◆ WHAT TO WORK ON ◆
Copy out the entries from the line containing "For every button, label, input, icon, or" through the line containing "edge-label-user-events: User events", both included, with nothing changed.

◆ Collected data ◆
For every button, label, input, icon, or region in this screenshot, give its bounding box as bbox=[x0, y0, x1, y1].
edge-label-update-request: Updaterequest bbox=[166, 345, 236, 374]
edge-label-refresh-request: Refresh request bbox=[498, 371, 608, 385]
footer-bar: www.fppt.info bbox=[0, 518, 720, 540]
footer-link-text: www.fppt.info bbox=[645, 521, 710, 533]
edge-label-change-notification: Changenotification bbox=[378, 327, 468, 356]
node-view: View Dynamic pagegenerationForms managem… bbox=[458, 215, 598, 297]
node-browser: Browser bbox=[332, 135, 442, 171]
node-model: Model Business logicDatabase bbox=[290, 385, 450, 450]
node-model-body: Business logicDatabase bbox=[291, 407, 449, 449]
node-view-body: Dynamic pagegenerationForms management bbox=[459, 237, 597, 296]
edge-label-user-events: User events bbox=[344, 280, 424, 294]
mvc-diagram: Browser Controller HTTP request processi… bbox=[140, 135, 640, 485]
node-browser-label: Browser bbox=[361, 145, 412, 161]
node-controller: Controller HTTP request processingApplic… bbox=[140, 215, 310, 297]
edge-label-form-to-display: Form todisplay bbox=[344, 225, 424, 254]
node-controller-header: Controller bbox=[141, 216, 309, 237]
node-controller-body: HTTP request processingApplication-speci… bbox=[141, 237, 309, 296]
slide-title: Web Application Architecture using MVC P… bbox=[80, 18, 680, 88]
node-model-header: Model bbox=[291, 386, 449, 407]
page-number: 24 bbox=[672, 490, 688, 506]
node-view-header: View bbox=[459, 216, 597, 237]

--

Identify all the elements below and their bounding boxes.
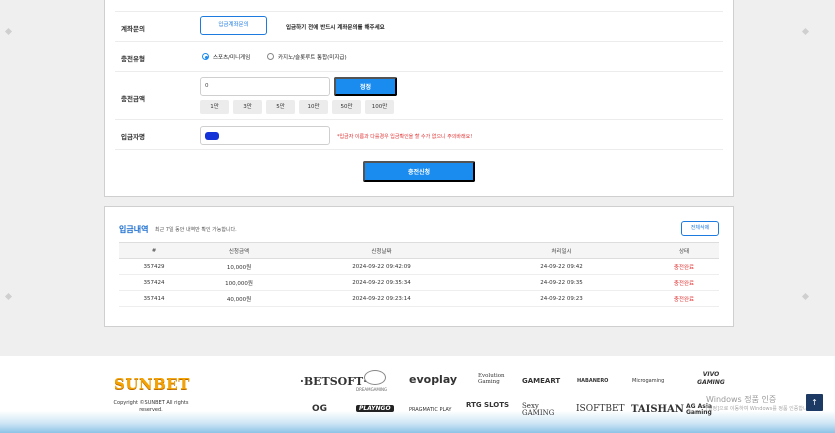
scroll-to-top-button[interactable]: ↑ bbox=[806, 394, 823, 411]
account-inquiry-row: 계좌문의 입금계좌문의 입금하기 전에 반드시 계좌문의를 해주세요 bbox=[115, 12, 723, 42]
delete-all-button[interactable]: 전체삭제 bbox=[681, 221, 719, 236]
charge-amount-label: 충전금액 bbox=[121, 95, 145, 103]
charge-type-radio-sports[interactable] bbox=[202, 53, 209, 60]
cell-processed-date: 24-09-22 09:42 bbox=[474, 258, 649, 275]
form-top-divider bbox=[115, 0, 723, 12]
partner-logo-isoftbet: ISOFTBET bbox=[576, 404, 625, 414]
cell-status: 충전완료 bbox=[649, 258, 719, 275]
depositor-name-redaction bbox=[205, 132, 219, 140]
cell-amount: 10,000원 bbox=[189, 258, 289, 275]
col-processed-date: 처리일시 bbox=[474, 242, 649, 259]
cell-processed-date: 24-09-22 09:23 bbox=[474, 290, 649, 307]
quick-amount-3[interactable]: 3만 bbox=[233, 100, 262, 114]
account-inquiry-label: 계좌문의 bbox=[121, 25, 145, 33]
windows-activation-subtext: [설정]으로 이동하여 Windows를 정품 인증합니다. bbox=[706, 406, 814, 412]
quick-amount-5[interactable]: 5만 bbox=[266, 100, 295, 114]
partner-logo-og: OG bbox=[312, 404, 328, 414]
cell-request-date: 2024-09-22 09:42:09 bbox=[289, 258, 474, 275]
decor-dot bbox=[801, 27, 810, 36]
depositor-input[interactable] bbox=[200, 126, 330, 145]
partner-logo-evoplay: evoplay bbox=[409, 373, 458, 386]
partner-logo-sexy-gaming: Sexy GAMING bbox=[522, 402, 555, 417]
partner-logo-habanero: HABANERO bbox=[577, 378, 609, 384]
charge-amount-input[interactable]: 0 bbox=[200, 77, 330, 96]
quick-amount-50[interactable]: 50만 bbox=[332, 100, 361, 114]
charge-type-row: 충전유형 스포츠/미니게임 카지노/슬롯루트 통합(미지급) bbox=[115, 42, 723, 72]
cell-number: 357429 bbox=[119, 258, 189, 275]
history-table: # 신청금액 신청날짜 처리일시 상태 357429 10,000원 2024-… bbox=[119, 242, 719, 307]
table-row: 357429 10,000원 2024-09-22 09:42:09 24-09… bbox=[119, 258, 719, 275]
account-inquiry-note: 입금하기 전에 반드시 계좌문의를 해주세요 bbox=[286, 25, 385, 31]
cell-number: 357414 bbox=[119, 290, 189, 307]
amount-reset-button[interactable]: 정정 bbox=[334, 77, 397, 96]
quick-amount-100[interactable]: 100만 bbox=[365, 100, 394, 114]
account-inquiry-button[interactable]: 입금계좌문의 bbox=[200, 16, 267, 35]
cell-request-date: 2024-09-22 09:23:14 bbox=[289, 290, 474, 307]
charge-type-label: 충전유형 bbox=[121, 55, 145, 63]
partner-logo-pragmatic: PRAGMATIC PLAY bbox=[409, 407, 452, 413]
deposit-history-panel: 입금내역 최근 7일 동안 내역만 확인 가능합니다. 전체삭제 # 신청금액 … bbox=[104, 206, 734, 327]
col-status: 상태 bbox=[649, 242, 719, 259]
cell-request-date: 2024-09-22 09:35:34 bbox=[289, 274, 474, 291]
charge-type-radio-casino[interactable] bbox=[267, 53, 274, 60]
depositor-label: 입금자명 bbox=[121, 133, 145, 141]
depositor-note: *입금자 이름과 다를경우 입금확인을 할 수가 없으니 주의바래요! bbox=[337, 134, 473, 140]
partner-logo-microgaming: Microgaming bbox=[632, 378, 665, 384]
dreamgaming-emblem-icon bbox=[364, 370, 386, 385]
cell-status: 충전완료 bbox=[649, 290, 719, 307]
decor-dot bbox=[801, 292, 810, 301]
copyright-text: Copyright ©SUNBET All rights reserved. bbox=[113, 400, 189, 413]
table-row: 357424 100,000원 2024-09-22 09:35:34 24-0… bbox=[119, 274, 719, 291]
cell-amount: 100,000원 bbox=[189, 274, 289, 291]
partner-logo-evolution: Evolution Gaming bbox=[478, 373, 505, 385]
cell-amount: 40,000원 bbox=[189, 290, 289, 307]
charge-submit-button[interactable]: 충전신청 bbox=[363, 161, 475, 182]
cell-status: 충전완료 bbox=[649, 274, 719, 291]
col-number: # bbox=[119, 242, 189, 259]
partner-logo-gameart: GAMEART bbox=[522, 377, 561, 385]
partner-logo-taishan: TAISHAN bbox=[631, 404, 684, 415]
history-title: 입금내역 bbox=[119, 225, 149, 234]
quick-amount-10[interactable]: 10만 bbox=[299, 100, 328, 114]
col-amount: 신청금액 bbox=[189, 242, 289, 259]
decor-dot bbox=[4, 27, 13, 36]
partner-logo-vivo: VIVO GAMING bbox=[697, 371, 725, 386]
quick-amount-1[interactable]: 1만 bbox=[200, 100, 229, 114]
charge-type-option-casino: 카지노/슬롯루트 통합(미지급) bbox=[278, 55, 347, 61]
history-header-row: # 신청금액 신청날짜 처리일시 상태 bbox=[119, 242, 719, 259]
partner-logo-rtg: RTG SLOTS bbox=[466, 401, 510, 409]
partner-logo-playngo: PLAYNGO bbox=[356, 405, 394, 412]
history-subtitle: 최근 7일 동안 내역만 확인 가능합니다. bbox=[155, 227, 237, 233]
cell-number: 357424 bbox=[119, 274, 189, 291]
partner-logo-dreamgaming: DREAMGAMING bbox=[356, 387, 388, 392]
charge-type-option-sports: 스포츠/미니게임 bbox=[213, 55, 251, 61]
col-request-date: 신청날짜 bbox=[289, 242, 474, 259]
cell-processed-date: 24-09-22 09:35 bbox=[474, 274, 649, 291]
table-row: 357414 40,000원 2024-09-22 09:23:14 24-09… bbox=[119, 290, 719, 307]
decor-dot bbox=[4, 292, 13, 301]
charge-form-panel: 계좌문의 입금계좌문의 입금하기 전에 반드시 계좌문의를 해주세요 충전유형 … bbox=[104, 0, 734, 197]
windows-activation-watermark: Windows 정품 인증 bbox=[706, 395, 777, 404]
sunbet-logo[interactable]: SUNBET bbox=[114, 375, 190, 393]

◆ EXPECTED ANSWER ◆
For every button, label, input, icon, or region in this screenshot, give its bounding box as bbox=[x0, y0, x1, y1].
edge-label-update-request: Updaterequest bbox=[166, 345, 236, 374]
edge-label-refresh-request: Refresh request bbox=[498, 371, 608, 385]
footer-bar: www.fppt.info bbox=[0, 518, 720, 540]
footer-link-text: www.fppt.info bbox=[645, 521, 710, 533]
edge-label-change-notification: Changenotification bbox=[378, 327, 468, 356]
node-view: View Dynamic pagegenerationForms managem… bbox=[458, 215, 598, 297]
node-browser: Browser bbox=[332, 135, 442, 171]
node-model: Model Business logicDatabase bbox=[290, 385, 450, 450]
node-model-body: Business logicDatabase bbox=[291, 407, 449, 449]
node-view-body: Dynamic pagegenerationForms management bbox=[459, 237, 597, 296]
edge-label-user-events: User events bbox=[344, 280, 424, 294]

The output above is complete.